RECORDED DATA:
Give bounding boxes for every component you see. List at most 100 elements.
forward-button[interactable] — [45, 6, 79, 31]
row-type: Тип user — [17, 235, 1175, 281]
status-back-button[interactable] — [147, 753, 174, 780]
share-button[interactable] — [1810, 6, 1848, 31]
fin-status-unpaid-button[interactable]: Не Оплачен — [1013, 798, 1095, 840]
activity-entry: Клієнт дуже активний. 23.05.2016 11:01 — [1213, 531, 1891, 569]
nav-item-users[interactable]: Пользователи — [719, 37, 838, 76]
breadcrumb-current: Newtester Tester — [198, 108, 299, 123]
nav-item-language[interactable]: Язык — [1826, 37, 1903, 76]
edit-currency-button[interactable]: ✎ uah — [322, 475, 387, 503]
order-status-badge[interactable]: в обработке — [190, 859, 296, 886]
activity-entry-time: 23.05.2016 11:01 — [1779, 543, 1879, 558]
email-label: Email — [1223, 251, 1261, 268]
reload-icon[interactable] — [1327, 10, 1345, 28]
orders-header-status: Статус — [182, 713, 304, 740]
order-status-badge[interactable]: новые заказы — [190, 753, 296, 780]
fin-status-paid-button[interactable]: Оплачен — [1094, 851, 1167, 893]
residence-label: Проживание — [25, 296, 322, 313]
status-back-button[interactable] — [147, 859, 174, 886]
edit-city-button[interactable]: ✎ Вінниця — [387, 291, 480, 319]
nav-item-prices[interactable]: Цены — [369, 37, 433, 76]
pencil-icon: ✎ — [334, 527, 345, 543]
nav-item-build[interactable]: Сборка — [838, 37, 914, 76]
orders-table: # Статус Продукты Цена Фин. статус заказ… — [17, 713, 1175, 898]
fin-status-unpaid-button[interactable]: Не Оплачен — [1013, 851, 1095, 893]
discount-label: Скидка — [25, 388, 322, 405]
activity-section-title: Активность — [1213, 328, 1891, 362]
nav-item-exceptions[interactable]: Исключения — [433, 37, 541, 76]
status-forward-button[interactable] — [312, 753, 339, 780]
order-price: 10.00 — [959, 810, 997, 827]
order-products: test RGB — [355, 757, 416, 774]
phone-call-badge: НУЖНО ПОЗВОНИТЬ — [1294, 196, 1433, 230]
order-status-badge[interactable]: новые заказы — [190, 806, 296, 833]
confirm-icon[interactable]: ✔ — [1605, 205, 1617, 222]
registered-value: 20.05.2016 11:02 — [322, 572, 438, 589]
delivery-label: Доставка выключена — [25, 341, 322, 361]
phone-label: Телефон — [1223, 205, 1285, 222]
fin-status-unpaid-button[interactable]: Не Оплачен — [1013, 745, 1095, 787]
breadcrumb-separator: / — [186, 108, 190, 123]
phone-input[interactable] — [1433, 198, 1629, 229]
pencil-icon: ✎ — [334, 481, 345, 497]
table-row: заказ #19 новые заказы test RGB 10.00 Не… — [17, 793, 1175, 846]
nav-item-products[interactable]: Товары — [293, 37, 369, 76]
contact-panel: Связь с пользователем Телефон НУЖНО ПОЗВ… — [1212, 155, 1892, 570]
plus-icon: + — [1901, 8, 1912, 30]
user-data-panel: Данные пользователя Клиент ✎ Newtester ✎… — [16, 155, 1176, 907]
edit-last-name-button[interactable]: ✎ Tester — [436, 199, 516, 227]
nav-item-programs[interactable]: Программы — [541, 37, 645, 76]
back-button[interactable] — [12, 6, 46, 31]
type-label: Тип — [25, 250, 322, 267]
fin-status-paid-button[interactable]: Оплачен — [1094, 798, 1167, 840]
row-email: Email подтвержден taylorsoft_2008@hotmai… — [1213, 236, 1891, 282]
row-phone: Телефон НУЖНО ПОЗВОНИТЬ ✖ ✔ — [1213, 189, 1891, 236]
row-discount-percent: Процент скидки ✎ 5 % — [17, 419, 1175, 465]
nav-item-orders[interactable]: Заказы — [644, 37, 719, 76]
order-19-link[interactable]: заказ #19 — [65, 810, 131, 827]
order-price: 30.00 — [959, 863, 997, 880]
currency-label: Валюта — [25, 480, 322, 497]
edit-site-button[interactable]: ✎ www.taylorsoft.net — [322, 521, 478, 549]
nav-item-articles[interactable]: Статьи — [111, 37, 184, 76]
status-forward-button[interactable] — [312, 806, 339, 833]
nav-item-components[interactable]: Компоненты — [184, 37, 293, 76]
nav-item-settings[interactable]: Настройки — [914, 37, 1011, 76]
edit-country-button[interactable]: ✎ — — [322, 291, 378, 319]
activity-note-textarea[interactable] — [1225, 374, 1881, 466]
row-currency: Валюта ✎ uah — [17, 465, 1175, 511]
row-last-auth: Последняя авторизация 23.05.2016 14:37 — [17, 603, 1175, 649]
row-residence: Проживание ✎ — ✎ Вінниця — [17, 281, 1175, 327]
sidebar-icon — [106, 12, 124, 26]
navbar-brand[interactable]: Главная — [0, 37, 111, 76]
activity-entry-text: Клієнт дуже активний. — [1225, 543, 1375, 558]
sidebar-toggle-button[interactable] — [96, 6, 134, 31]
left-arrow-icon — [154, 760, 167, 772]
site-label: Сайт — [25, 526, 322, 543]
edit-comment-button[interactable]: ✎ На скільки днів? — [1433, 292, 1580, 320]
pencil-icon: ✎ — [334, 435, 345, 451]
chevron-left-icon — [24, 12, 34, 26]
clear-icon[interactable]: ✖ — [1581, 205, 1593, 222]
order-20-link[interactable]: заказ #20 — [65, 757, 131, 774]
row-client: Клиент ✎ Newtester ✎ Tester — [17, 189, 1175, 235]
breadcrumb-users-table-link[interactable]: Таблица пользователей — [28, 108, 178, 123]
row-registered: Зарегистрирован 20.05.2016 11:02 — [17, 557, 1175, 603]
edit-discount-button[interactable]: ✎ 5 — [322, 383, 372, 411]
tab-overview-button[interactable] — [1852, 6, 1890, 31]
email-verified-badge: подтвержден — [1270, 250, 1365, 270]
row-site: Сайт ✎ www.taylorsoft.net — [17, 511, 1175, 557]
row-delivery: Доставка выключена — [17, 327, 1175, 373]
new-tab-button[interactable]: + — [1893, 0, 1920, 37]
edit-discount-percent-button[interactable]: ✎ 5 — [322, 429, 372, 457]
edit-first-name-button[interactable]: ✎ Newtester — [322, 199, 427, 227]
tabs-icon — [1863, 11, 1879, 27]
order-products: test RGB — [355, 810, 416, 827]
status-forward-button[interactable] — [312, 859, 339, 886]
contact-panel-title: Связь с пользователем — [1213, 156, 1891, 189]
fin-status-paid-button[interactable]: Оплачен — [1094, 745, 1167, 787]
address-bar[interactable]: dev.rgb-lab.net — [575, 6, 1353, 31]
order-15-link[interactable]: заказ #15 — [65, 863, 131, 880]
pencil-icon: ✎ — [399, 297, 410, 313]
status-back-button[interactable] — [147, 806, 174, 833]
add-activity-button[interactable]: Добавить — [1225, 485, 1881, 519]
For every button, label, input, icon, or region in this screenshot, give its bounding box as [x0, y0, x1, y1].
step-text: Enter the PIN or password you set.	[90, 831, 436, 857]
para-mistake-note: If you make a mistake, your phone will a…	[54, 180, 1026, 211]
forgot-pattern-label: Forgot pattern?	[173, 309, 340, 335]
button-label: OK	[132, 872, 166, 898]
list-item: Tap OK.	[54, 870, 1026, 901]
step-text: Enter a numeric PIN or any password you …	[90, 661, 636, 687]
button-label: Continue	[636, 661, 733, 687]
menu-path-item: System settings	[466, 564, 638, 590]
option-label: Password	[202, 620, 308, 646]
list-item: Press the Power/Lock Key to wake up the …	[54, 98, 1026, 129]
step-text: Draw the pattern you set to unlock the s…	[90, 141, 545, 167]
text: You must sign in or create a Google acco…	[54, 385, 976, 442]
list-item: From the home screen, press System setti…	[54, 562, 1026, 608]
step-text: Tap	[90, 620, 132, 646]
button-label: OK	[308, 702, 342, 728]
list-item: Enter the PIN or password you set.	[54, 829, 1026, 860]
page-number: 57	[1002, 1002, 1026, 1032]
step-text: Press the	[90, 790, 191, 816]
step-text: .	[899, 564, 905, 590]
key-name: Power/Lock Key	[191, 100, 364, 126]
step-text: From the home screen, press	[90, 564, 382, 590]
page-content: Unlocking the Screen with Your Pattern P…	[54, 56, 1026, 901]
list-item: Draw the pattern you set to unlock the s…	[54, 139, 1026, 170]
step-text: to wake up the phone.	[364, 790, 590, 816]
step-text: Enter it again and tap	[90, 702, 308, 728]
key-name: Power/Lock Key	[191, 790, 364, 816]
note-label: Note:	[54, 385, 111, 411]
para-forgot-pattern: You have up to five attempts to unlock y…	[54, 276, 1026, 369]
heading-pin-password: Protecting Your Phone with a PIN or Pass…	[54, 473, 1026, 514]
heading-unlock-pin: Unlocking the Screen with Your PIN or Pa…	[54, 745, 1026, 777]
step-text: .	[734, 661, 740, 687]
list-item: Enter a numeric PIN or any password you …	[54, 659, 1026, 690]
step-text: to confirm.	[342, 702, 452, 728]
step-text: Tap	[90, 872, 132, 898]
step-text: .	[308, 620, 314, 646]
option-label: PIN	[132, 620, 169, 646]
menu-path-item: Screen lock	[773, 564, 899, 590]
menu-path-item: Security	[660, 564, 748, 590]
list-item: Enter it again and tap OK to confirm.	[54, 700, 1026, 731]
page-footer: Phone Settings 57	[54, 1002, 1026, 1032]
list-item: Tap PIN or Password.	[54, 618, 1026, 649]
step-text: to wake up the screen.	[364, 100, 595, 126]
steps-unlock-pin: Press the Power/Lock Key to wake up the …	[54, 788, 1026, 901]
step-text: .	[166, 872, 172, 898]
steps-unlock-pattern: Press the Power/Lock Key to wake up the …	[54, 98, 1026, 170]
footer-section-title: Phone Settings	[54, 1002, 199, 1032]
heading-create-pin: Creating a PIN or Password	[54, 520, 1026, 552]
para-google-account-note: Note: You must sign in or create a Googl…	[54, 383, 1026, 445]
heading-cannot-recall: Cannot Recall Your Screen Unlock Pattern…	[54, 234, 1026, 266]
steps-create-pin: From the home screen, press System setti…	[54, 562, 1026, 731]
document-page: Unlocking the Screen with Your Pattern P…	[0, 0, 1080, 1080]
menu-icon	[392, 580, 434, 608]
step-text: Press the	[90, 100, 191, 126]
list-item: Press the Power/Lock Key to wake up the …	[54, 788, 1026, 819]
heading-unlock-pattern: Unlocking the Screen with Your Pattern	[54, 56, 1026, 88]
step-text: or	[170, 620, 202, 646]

EXERCISE AIM:
Copy out the entries word for word, starting with the first line and ending after the line that contains "edit-currency-button[interactable]: ✎ uah".

EXERCISE ANSWER:
Give bounding boxes for every component you see. List at most 100 elements.
forward-button[interactable] — [45, 6, 79, 31]
row-type: Тип user — [17, 235, 1175, 281]
status-back-button[interactable] — [147, 753, 174, 780]
share-button[interactable] — [1810, 6, 1848, 31]
fin-status-unpaid-button[interactable]: Не Оплачен — [1013, 798, 1095, 840]
activity-entry: Клієнт дуже активний. 23.05.2016 11:01 — [1213, 531, 1891, 569]
nav-item-users[interactable]: Пользователи — [719, 37, 838, 76]
breadcrumb-current: Newtester Tester — [198, 108, 299, 123]
nav-item-language[interactable]: Язык — [1826, 37, 1903, 76]
edit-currency-button[interactable]: ✎ uah — [322, 475, 387, 503]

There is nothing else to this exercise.